_Required work_: Find the string "СССР" in the listing and report every line that has it.

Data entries
☆ ☆ ☆ ☆

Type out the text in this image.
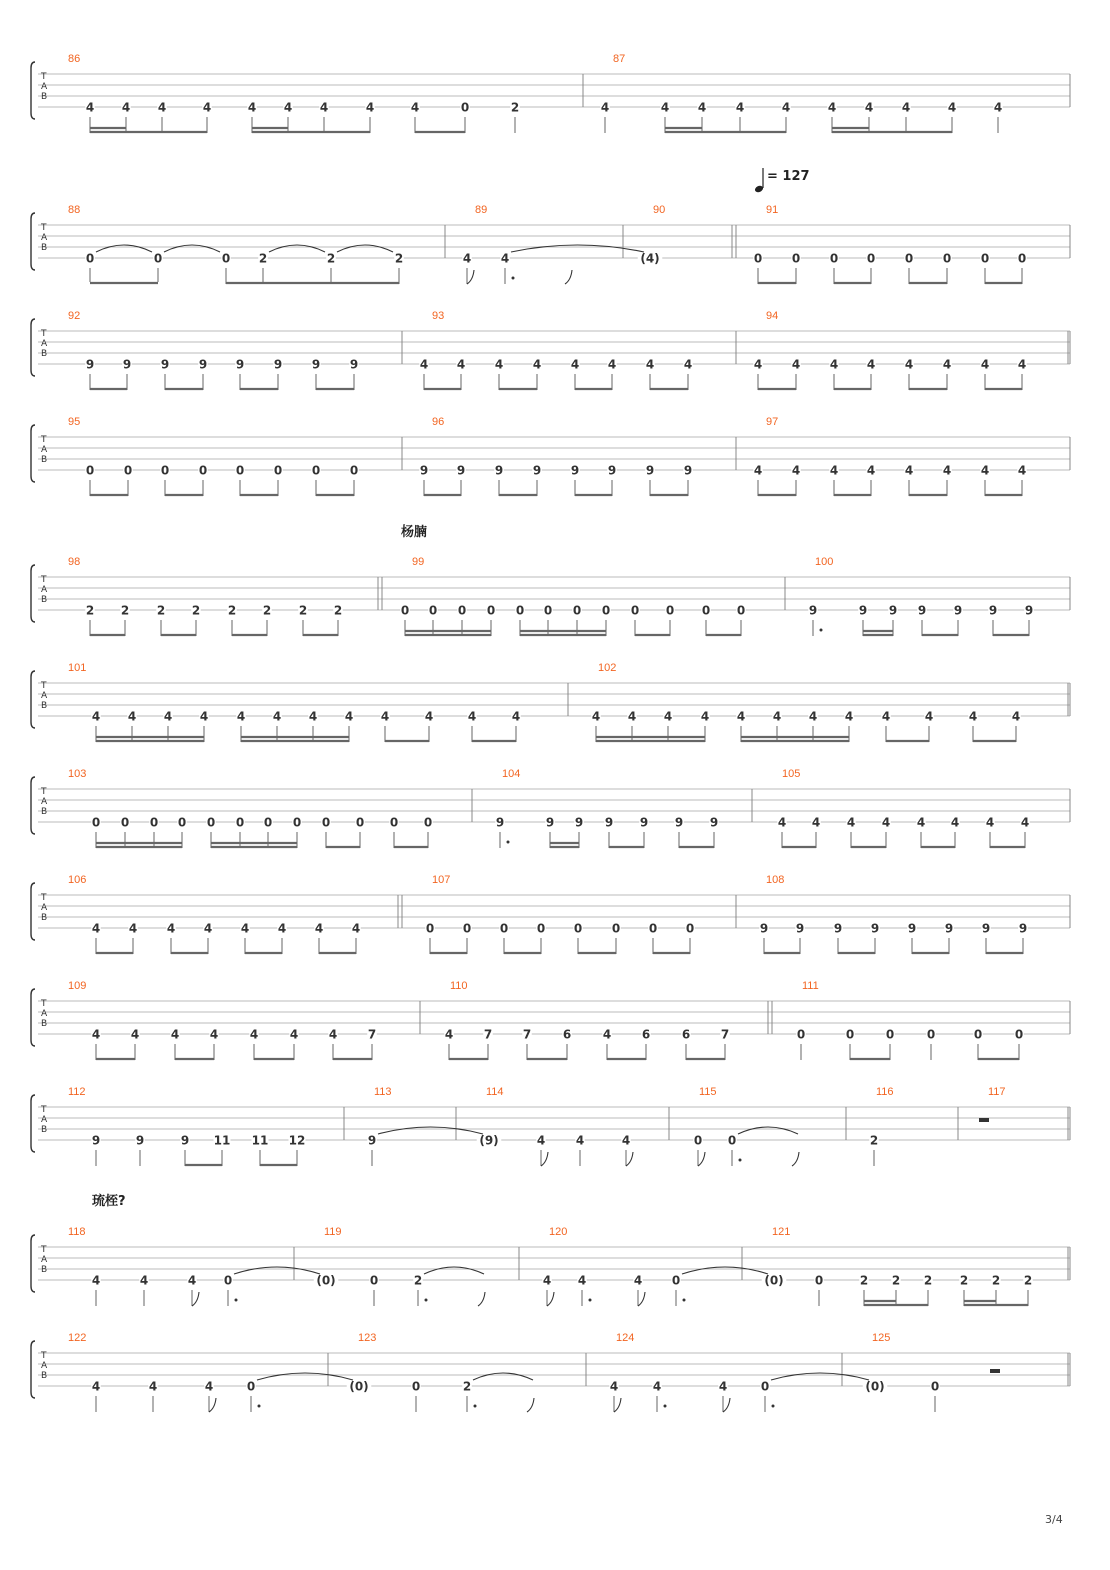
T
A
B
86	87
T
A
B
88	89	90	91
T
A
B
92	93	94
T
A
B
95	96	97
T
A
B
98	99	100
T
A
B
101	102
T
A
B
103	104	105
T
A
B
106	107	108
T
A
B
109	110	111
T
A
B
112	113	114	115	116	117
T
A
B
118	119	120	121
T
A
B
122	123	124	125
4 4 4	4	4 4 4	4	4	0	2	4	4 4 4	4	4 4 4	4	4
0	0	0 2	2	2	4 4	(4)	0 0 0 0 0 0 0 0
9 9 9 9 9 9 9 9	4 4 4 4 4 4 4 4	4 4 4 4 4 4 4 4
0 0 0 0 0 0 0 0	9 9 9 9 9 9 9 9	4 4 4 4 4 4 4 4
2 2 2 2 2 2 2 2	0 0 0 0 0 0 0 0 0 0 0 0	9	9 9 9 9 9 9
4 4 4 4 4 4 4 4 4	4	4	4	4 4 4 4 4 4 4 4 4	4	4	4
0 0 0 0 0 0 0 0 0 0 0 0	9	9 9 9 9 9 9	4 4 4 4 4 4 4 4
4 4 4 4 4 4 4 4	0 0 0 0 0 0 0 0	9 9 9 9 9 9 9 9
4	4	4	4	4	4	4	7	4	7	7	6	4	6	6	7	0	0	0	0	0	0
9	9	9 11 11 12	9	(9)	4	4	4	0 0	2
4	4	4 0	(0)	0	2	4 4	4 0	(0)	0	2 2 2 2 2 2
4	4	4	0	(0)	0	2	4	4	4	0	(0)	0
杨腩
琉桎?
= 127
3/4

☆ ☆ ☆ ☆

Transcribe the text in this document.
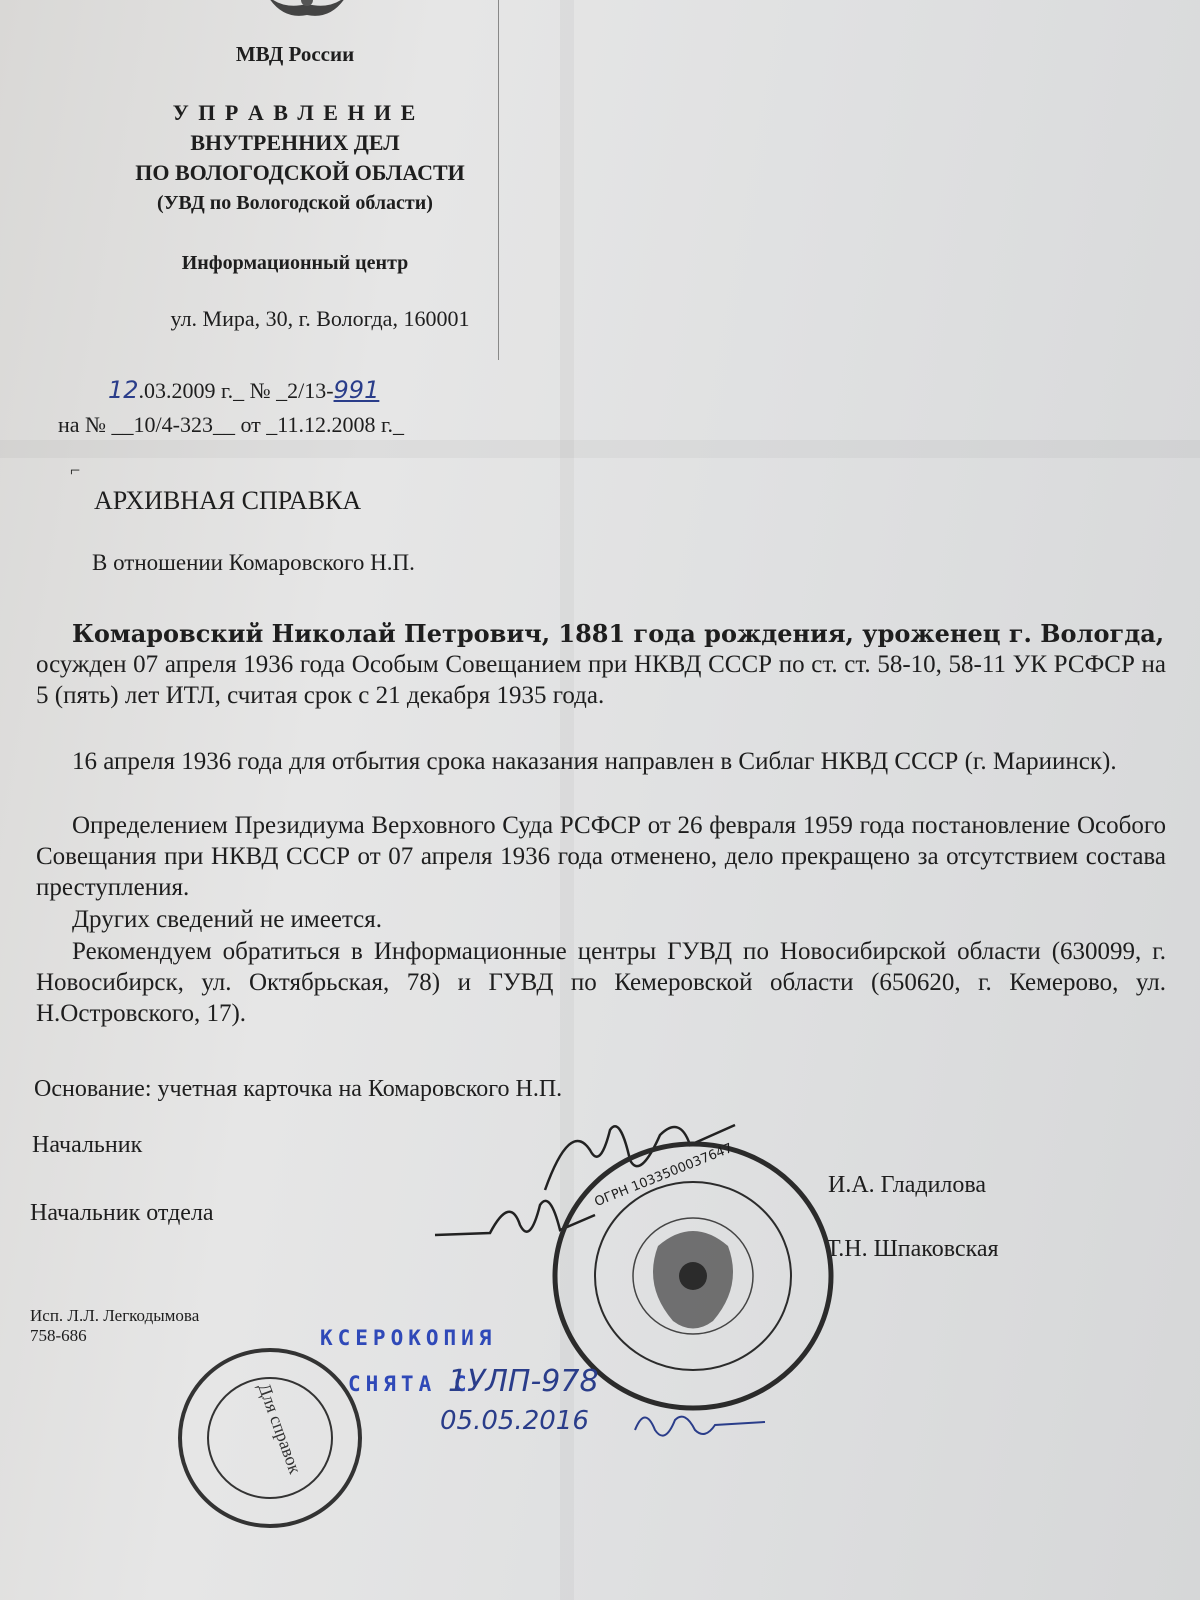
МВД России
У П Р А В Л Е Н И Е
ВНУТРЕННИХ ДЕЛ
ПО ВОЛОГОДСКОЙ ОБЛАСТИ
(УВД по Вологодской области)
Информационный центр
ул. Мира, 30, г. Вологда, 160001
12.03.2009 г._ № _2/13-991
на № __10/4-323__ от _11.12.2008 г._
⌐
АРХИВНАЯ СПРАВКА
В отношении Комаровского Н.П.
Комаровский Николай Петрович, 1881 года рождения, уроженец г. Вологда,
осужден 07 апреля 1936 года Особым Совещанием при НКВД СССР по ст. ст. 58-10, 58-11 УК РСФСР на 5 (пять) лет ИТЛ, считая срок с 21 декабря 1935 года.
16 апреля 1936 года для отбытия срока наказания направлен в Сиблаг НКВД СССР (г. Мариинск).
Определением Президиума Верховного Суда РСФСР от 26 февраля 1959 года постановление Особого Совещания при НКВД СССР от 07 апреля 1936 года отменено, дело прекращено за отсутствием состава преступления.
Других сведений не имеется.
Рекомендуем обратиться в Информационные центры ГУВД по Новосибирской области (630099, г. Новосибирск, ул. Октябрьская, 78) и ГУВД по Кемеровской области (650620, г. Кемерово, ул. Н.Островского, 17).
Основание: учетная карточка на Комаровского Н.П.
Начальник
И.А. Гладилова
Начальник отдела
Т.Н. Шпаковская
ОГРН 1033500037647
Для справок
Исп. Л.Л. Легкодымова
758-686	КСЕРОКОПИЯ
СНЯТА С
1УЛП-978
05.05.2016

☆ ☆ ☆ ☆

_Final answer_:
осужден 07 апреля 1936 года Особым Совещанием при НКВД СССР по ст. ст. 58-10, 58-11 УК РСФСР на 5 (пять) лет ИТЛ, считая срок с 21 декабря 1935 года.
16 апреля 1936 года для отбытия срока наказания направлен в Сиблаг НКВД СССР (г. Мариинск).
Определением Президиума Верховного Суда РСФСР от 26 февраля 1959 года постановление Особого Совещания при НКВД СССР от 07 апреля 1936 года отменено, дело прекращено за отсутствием состава преступления.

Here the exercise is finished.